[Items listed in a dataset]
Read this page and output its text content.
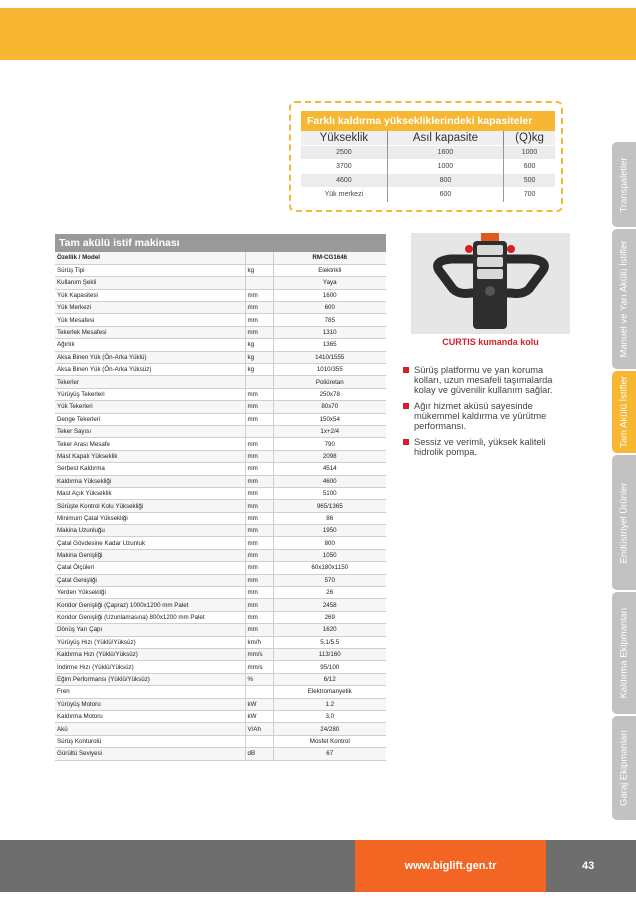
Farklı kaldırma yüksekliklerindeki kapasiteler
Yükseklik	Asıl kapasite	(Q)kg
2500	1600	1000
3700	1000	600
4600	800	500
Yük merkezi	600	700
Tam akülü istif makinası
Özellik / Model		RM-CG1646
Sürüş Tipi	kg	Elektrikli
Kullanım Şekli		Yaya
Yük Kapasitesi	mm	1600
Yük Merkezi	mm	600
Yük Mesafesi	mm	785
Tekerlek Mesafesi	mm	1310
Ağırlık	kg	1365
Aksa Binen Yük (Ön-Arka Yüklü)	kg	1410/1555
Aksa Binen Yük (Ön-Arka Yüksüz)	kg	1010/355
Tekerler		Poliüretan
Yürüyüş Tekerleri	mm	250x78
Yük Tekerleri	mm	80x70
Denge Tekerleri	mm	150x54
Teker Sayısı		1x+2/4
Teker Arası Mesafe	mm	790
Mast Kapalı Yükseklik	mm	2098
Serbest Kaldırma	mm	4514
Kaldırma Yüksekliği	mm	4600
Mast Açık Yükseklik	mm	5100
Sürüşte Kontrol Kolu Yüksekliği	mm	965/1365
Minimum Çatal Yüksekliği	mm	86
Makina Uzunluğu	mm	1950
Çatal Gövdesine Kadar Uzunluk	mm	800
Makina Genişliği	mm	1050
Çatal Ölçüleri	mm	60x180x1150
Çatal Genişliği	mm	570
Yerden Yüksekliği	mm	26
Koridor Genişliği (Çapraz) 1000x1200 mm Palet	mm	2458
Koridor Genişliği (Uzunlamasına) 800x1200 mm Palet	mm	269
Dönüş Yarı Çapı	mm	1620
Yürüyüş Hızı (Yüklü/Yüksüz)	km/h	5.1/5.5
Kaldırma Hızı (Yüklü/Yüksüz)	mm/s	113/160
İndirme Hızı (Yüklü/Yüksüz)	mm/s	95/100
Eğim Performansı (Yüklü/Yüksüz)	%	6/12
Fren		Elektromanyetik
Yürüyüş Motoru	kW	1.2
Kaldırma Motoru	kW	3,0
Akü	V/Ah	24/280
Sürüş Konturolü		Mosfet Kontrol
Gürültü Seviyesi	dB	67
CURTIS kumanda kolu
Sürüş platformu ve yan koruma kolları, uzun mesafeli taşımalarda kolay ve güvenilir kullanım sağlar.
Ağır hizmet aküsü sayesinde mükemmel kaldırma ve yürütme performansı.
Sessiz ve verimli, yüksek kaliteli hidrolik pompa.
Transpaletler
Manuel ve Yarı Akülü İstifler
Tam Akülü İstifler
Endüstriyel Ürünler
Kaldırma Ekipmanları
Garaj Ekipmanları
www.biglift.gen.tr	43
* * *
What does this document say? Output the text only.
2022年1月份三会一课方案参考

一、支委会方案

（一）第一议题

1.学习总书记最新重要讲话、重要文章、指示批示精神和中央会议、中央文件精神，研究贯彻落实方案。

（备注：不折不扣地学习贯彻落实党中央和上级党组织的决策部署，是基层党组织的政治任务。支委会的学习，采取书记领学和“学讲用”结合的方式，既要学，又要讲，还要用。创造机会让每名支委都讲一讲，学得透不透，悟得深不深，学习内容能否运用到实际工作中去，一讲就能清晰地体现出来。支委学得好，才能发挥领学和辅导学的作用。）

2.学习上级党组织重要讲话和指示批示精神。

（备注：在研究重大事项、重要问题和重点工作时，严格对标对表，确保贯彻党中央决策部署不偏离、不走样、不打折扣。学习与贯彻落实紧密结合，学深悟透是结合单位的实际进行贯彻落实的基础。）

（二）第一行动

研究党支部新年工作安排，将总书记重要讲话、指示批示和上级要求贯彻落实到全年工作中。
--
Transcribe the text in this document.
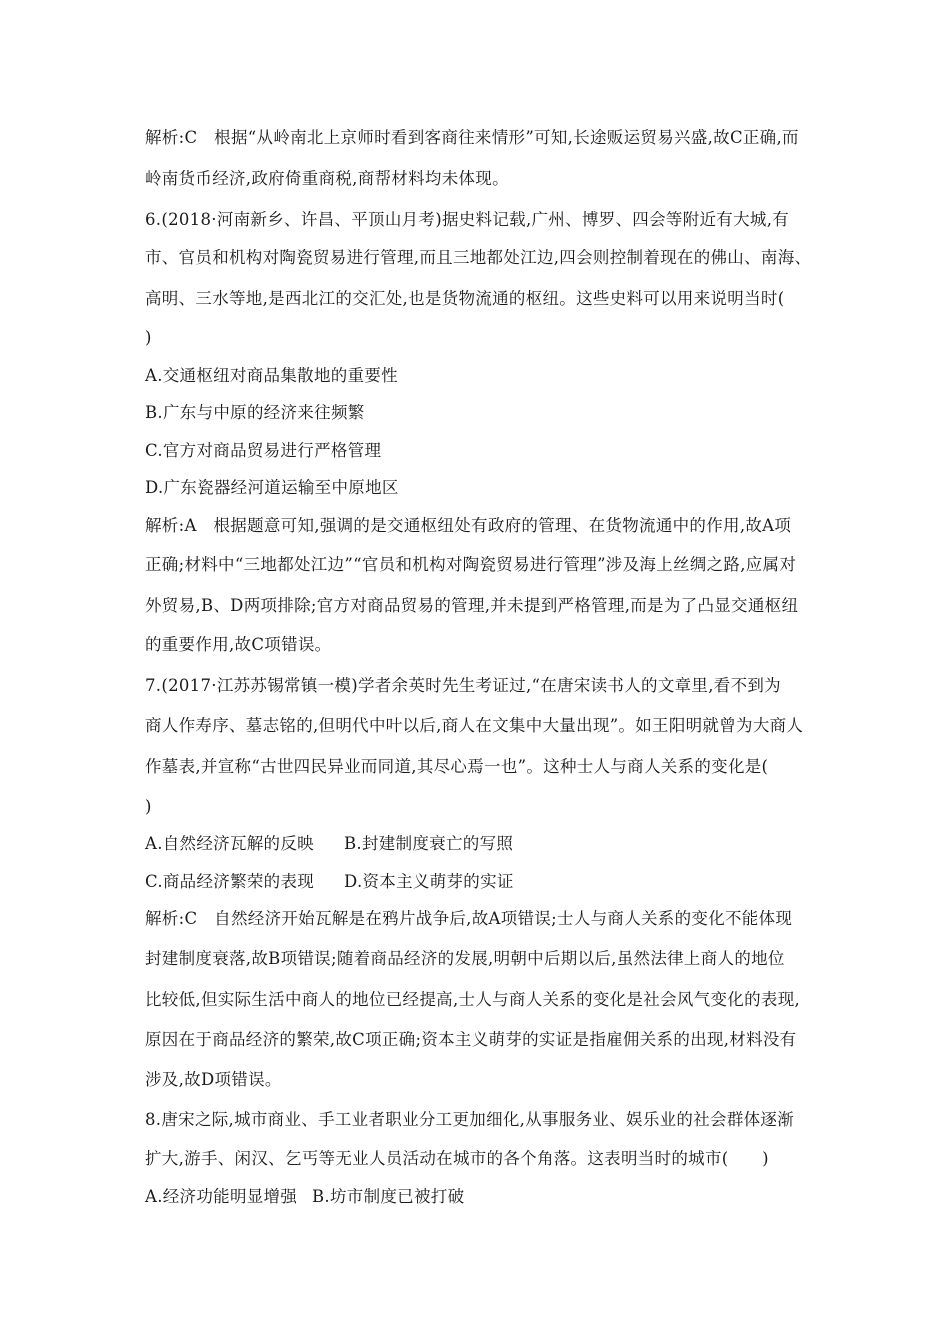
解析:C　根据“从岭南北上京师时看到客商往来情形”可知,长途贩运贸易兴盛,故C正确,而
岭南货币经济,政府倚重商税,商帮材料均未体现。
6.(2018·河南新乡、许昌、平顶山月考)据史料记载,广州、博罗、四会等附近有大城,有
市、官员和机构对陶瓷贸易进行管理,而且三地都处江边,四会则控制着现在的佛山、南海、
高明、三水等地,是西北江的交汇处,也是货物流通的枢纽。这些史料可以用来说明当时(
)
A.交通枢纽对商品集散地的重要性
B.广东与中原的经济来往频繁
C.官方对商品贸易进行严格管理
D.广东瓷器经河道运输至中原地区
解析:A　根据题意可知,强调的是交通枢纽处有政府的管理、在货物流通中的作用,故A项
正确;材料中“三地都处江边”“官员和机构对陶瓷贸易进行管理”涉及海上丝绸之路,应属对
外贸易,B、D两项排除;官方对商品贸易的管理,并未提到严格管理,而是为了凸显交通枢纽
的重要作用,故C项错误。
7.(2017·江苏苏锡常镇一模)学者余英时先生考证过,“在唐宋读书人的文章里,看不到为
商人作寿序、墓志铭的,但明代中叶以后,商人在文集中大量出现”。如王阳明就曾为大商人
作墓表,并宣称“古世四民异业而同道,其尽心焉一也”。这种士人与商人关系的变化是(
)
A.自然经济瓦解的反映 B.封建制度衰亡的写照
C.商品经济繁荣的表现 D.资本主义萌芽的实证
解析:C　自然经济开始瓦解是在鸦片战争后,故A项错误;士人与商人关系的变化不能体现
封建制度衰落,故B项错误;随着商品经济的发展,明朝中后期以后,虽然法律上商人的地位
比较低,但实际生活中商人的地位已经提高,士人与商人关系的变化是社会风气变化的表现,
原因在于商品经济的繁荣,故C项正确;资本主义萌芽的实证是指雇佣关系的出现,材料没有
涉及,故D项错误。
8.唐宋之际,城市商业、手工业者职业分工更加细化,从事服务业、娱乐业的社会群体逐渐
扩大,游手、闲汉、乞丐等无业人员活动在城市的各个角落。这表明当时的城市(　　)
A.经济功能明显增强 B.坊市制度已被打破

DIRECTIONS FOR THIS TASK | Extract all lines from the material above that include the word "İstifler".

SOLUTION TO THIS PROBLEM |
Manuel ve Yarı Akülü İstifler
Tam Akülü İstifler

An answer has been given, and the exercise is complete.